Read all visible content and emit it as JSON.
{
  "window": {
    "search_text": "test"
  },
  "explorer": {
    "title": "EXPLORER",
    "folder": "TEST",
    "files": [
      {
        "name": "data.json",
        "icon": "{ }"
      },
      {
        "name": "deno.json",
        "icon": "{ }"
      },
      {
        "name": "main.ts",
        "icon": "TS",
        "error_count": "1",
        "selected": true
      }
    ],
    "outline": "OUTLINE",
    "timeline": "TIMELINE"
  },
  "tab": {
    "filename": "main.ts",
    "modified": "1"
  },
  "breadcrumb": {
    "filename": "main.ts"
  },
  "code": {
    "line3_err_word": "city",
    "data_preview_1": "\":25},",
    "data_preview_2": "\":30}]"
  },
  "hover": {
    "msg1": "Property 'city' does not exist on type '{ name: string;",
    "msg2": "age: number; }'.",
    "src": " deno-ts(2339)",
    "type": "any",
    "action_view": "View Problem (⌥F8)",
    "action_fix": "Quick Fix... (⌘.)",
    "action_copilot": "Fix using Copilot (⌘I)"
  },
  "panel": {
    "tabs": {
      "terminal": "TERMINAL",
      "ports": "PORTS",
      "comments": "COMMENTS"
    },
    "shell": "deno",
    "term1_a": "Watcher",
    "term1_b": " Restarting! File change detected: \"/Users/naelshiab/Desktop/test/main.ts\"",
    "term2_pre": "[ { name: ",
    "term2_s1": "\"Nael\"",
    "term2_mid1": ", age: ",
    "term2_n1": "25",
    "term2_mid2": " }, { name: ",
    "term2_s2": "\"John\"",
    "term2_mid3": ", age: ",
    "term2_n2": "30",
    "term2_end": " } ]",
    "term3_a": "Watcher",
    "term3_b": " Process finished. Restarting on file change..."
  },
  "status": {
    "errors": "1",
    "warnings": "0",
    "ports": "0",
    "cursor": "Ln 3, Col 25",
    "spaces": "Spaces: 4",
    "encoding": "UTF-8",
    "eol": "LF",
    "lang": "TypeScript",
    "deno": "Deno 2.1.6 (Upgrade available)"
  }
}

# # #

TASK TO CARRY OUT: Each line above that holds the string "deno" should be copied and shown.

RESPONSE TO THE EXERCISE:
        "name": "deno.json",
    "src": " deno-ts(2339)",
    "shell": "deno",
    "deno": "Deno 2.1.6 (Upgrade available)"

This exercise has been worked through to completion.